** Stated problem **
Can you reproduce the data beneath, keeping every line exact?

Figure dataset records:

################

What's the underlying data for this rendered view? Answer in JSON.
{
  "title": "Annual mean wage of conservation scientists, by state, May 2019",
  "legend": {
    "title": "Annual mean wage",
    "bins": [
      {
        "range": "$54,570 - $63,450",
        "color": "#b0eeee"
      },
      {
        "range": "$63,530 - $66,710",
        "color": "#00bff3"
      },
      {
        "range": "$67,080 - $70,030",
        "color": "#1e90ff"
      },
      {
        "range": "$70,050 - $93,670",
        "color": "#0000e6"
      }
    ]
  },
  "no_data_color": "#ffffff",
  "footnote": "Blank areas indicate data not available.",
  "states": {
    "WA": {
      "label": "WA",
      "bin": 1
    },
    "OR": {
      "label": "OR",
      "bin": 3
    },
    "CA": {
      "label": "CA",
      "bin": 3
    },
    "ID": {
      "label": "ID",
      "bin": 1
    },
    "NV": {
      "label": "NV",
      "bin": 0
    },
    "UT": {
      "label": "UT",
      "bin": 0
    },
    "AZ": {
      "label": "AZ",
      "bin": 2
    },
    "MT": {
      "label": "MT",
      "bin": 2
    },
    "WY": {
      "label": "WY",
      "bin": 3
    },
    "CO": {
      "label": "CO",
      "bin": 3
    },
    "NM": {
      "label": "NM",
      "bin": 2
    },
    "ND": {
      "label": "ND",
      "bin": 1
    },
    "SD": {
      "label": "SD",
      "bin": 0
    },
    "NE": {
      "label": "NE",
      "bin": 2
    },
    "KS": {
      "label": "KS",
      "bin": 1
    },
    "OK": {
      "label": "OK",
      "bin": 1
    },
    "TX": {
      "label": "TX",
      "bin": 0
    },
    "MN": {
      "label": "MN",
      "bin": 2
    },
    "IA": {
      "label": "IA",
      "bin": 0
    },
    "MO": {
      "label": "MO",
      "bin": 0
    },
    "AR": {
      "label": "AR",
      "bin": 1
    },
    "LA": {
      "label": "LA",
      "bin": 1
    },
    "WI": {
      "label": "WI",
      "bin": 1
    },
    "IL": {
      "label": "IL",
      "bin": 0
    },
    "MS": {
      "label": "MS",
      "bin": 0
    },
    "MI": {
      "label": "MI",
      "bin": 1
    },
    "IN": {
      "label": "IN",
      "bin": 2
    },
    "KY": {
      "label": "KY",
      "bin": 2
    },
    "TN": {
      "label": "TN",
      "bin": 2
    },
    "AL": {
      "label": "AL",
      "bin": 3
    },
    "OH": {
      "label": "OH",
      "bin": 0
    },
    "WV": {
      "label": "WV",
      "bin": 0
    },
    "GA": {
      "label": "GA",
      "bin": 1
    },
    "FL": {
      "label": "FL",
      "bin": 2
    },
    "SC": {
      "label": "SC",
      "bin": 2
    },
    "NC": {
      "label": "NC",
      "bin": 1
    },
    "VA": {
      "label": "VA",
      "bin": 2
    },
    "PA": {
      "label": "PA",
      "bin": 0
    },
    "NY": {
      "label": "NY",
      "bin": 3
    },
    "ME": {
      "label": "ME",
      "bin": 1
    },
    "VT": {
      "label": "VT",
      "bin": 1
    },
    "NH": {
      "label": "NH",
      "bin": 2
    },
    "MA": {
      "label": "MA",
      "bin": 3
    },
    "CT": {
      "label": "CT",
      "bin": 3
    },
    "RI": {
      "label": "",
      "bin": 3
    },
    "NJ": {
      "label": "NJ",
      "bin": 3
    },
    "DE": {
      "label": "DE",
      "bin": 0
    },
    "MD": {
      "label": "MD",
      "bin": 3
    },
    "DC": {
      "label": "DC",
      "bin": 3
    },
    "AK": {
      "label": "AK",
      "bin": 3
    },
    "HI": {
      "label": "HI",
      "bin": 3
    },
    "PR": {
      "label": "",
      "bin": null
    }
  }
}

################

** Output of the task **
What's the underlying data for this rendered view? Answer in JSON.
{
  "title": "Annual mean wage of conservation scientists, by state, May 2019",
  "legend": {
    "title": "Annual mean wage",
    "bins": [
      {
        "range": "$54,570 - $63,450",
        "color": "#b0eeee"
      },
      {
        "range": "$63,530 - $66,710",
        "color": "#00bff3"
      },
      {
        "range": "$67,080 - $70,030",
        "color": "#1e90ff"
      },
      {
        "range": "$70,050 - $93,670",
        "color": "#0000e6"
      }
    ]
  },
  "no_data_color": "#ffffff",
  "footnote": "Blank areas indicate data not available.",
  "states": {
    "WA": {
      "label": "WA",
      "bin": 1
    },
    "OR": {
      "label": "OR",
      "bin": 3
    },
    "CA": {
      "label": "CA",
      "bin": 3
    },
    "ID": {
      "label": "ID",
      "bin": 1
    },
    "NV": {
      "label": "NV",
      "bin": 0
    },
    "UT": {
      "label": "UT",
      "bin": 0
    },
    "AZ": {
      "label": "AZ",
      "bin": 2
    },
    "MT": {
      "label": "MT",
      "bin": 2
    },
    "WY": {
      "label": "WY",
      "bin": 3
    },
    "CO": {
      "label": "CO",
      "bin": 3
    },
    "NM": {
      "label": "NM",
      "bin": 2
    },
    "ND": {
      "label": "ND",
      "bin": 1
    },
    "SD": {
      "label": "SD",
      "bin": 0
    },
    "NE": {
      "label": "NE",
      "bin": 2
    },
    "KS": {
      "label": "KS",
      "bin": 1
    },
    "OK": {
      "label": "OK",
      "bin": 1
    },
    "TX": {
      "label": "TX",
      "bin": 0
    },
    "MN": {
      "label": "MN",
      "bin": 2
    },
    "IA": {
      "label": "IA",
      "bin": 0
    },
    "MO": {
      "label": "MO",
      "bin": 0
    },
    "AR": {
      "label": "AR",
      "bin": 1
    },
    "LA": {
      "label": "LA",
      "bin": 1
    },
    "WI": {
      "label": "WI",
      "bin": 1
    },
    "IL": {
      "label": "IL",
      "bin": 0
    },
    "MS": {
      "label": "MS",
      "bin": 0
    },
    "MI": {
      "label": "MI",
      "bin": 1
    },
    "IN": {
      "label": "IN",
      "bin": 2
    },
    "KY": {
      "label": "KY",
      "bin": 2
    },
    "TN": {
      "label": "TN",
      "bin": 2
    },
    "AL": {
      "label": "AL",
      "bin": 3
    },
    "OH": {
      "label": "OH",
      "bin": 0
    },
    "WV": {
      "label": "WV",
      "bin": 0
    },
    "GA": {
      "label": "GA",
      "bin": 1
    },
    "FL": {
      "label": "FL",
      "bin": 2
    },
    "SC": {
      "label": "SC",
      "bin": 2
    },
    "NC": {
      "label": "NC",
      "bin": 1
    },
    "VA": {
      "label": "VA",
      "bin": 2
    },
    "PA": {
      "label": "PA",
      "bin": 0
    },
    "NY": {
      "label": "NY",
      "bin": 3
    },
    "ME": {
      "label": "ME",
      "bin": 1
    },
    "VT": {
      "label": "VT",
      "bin": 1
    },
    "NH": {
      "label": "NH",
      "bin": 2
    },
    "MA": {
      "label": "MA",
      "bin": 3
    },
    "CT": {
      "label": "CT",
      "bin": 3
    },
    "RI": {
      "label": "",
      "bin": 3
    },
    "NJ": {
      "label": "NJ",
      "bin": 3
    },
    "DE": {
      "label": "DE",
      "bin": 0
    },
    "MD": {
      "label": "MD",
      "bin": 3
    },
    "DC": {
      "label": "DC",
      "bin": 3
    },
    "AK": {
      "label": "AK",
      "bin": 3
    },
    "HI": {
      "label": "HI",
      "bin": 3
    },
    "PR": {
      "label": "",
      "bin": null
    }
  }
}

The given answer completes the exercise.